- **Görev**: Kayıtların en başından başlayıp "stat-value: 76,197.07 bbox=[492, 141, 564, 158]" ifadesini içeren satırla biten satırları, iki uç da dahil, lütfen hiçbir değişiklik yapmadan çıkarın.

- **Sağlanan Veriler**:
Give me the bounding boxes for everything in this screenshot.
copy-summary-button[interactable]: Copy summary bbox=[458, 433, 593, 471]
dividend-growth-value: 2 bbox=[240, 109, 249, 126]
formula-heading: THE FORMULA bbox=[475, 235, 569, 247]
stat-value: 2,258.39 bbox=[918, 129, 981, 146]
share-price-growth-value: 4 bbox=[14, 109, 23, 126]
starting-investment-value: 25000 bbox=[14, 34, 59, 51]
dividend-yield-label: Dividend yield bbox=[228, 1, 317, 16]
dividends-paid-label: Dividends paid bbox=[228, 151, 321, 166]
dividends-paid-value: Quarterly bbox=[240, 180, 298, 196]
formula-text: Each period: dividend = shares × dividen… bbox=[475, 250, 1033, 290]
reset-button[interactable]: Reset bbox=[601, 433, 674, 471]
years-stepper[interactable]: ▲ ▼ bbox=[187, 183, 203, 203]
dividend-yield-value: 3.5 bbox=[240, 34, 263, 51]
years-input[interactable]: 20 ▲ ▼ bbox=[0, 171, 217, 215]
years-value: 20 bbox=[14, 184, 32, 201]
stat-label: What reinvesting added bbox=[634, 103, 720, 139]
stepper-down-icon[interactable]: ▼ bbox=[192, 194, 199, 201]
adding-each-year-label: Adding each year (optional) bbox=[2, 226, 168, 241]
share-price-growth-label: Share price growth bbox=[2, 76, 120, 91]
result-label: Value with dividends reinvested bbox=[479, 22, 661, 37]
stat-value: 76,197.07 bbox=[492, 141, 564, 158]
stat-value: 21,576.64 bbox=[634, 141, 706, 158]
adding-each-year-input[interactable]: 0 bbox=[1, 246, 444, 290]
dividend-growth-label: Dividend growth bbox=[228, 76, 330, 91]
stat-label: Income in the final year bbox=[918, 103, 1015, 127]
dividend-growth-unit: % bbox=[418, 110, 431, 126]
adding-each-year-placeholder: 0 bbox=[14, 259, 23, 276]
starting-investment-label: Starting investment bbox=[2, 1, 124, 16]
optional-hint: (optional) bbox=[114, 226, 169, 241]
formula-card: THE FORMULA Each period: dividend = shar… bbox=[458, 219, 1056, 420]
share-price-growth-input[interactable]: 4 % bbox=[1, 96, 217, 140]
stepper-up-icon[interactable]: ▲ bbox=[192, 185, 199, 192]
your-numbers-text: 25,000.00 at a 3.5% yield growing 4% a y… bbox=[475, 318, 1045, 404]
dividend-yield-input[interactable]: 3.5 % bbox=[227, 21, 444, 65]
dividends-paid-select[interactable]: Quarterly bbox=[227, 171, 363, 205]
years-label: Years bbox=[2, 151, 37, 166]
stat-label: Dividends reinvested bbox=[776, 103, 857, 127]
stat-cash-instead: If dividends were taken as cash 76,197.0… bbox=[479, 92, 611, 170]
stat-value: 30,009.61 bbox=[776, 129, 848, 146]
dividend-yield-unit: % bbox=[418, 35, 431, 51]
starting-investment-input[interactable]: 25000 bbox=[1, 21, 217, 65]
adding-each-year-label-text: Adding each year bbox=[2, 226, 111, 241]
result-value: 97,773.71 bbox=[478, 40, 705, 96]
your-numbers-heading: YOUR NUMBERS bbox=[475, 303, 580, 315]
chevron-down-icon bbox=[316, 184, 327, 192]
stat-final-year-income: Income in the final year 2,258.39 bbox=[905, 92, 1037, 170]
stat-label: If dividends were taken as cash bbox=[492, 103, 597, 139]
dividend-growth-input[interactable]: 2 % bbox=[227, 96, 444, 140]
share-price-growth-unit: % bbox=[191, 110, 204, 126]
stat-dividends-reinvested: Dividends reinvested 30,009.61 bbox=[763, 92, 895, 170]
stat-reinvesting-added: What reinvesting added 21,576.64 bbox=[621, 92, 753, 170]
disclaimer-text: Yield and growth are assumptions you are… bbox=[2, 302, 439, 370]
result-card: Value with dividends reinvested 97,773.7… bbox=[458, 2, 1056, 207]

- **Alıştırma Yanıtı**:
Give me the bounding boxes for everything in this screenshot.
copy-summary-button[interactable]: Copy summary bbox=[458, 433, 593, 471]
dividend-growth-value: 2 bbox=[240, 109, 249, 126]
formula-heading: THE FORMULA bbox=[475, 235, 569, 247]
stat-value: 2,258.39 bbox=[918, 129, 981, 146]
share-price-growth-value: 4 bbox=[14, 109, 23, 126]
starting-investment-value: 25000 bbox=[14, 34, 59, 51]
dividend-yield-label: Dividend yield bbox=[228, 1, 317, 16]
dividends-paid-label: Dividends paid bbox=[228, 151, 321, 166]
dividends-paid-value: Quarterly bbox=[240, 180, 298, 196]
formula-text: Each period: dividend = shares × dividen… bbox=[475, 250, 1033, 290]
reset-button[interactable]: Reset bbox=[601, 433, 674, 471]
years-stepper[interactable]: ▲ ▼ bbox=[187, 183, 203, 203]
dividend-yield-value: 3.5 bbox=[240, 34, 263, 51]
years-input[interactable]: 20 ▲ ▼ bbox=[0, 171, 217, 215]
years-value: 20 bbox=[14, 184, 32, 201]
stat-label: What reinvesting added bbox=[634, 103, 720, 139]
stepper-down-icon[interactable]: ▼ bbox=[192, 194, 199, 201]
adding-each-year-label: Adding each year (optional) bbox=[2, 226, 168, 241]
share-price-growth-label: Share price growth bbox=[2, 76, 120, 91]
result-label: Value with dividends reinvested bbox=[479, 22, 661, 37]
stat-value: 76,197.07 bbox=[492, 141, 564, 158]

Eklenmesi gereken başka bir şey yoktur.